__Aim__: Give the entries again exactly, every one of them.

[Records from a collection]

▼

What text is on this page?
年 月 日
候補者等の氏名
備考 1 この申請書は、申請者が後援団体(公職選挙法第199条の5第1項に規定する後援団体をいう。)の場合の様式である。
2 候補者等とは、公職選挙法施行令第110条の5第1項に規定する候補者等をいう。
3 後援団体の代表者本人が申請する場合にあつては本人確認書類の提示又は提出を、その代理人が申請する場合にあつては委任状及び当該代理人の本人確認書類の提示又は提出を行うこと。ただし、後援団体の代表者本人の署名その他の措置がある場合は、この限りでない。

▲

__Solution to this exercise__:
What text is on this page?
年 月 日
候補者等の氏名
備考 1 この申請書は、申請者が後援団体(公職選挙法第199条の5第1項に規定する後援団体をいう。)の場合の様式である。
2 候補者等とは、公職選挙法施行令第110条の5第1項に規定する候補者等をいう。
3 後援団体の代表者本人が申請する場合にあつては本人確認書類の提示又は提出を、その代理人が申請する場合にあつては委任状及び当該代理人の本人確認書類の提示又は提出を行うこと。ただし、後援団体の代表者本人の署名その他の措置がある場合は、この限りでない。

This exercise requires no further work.